### WHAT IS EXPECTED
Extract every line that includes the string "الكتب".

### Data entries
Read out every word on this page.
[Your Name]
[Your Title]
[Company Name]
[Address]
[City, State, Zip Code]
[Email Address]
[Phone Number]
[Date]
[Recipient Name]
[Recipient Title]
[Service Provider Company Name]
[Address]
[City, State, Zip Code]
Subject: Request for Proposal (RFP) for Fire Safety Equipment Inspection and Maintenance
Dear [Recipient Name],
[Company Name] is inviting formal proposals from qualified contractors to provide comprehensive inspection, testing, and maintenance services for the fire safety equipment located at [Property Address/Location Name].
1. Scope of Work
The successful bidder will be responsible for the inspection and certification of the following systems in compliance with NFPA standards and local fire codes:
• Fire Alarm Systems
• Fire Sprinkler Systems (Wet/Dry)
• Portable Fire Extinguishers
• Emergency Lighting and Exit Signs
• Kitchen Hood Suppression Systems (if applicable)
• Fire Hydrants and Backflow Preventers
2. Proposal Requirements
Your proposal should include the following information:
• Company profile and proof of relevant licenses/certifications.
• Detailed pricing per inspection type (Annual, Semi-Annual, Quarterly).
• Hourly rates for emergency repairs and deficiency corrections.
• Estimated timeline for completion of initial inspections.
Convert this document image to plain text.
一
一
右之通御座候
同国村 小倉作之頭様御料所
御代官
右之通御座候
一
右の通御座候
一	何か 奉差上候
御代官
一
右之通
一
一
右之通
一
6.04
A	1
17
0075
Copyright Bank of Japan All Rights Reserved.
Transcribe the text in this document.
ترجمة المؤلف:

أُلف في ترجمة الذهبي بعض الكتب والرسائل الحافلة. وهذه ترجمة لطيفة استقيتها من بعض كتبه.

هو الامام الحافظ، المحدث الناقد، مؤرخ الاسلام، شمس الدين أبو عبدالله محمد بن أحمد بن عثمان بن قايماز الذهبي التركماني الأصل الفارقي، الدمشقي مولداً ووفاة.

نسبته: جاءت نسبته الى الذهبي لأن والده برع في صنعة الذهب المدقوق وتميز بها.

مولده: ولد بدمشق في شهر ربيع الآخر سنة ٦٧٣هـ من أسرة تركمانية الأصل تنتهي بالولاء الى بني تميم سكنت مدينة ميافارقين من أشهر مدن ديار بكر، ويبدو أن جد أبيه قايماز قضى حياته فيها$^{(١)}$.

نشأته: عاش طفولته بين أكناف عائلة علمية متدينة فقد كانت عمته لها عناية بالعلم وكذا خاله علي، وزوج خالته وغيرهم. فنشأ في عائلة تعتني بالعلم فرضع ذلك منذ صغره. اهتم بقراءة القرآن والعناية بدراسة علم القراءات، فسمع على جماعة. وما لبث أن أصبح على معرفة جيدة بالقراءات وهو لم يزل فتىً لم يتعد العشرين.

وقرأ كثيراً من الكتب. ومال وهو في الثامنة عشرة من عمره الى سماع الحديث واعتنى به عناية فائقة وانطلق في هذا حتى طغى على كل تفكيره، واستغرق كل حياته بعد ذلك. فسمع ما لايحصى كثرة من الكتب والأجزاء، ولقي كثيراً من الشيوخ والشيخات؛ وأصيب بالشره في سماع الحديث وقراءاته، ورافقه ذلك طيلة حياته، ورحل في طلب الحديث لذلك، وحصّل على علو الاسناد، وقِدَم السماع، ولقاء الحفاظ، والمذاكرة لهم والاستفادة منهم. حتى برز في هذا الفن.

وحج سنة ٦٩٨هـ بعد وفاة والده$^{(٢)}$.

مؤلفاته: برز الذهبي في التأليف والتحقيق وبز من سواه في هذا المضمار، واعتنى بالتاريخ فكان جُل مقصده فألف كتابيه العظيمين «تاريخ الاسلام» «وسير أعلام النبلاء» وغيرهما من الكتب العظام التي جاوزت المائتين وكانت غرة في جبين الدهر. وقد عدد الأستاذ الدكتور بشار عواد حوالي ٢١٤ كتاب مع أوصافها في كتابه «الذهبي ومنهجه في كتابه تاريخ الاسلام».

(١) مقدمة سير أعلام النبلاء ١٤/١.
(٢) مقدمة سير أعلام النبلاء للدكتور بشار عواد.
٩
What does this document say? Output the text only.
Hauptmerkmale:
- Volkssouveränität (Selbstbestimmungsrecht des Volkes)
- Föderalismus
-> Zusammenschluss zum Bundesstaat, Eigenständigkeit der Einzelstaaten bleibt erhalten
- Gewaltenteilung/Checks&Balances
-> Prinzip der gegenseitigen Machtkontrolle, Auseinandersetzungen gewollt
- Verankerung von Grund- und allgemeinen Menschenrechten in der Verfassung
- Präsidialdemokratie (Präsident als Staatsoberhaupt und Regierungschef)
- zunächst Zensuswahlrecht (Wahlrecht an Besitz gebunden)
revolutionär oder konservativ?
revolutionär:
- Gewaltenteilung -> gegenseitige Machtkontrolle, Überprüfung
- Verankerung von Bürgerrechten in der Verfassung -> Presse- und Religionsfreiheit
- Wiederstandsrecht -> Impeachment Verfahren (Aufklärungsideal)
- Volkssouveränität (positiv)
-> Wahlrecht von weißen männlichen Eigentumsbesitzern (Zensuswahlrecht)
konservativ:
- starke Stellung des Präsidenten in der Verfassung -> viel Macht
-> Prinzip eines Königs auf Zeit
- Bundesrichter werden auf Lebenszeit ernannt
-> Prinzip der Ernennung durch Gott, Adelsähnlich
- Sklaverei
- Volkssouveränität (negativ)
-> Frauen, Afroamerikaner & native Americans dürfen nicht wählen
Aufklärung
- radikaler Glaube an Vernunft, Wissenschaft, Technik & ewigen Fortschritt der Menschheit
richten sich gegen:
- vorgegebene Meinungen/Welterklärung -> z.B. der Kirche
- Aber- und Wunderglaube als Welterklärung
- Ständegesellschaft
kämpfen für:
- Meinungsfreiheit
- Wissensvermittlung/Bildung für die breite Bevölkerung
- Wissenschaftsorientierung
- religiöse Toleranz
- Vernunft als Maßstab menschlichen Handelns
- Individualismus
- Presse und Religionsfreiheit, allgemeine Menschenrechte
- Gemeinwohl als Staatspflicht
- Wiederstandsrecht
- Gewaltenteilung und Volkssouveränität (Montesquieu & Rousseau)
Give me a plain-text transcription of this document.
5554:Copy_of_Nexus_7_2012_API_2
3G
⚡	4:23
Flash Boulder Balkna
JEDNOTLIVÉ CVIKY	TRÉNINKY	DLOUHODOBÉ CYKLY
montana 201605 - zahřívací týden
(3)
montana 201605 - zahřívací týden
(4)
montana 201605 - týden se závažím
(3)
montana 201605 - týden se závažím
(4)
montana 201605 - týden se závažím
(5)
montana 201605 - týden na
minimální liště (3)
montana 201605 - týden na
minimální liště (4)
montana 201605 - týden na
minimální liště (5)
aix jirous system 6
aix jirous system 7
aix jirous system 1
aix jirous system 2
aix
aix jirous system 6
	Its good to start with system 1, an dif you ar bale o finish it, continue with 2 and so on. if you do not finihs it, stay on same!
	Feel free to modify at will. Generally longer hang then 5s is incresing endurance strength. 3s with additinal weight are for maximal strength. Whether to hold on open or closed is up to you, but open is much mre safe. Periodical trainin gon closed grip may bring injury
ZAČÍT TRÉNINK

### WRITTEN SOLUTION
أُلف في ترجمة الذهبي بعض الكتب والرسائل الحافلة. وهذه ترجمة لطيفة استقيتها من بعض كتبه.
وقرأ كثيراً من الكتب. ومال وهو في الثامنة عشرة من عمره الى سماع الحديث واعتنى به عناية فائقة وانطلق في هذا حتى طغى على كل تفكيره، واستغرق كل حياته بعد ذلك. فسمع ما لايحصى كثرة من الكتب والأجزاء، ولقي كثيراً من الشيوخ والشيخات؛ وأصيب بالشره في سماع الحديث وقراءاته، ورافقه ذلك طيلة حياته، ورحل في طلب الحديث لذلك، وحصّل على علو الاسناد، وقِدَم السماع، ولقاء الحفاظ، والمذاكرة لهم والاستفادة منهم. حتى برز في هذا الفن.
مؤلفاته: برز الذهبي في التأليف والتحقيق وبز من سواه في هذا المضمار، واعتنى بالتاريخ فكان جُل مقصده فألف كتابيه العظيمين «تاريخ الاسلام» «وسير أعلام النبلاء» وغيرهما من الكتب العظام التي جاوزت المائتين وكانت غرة في جبين الدهر. وقد عدد الأستاذ الدكتور بشار عواد حوالي ٢١٤ كتاب مع أوصافها في كتابه «الذهبي ومنهجه في كتابه تاريخ الاسلام».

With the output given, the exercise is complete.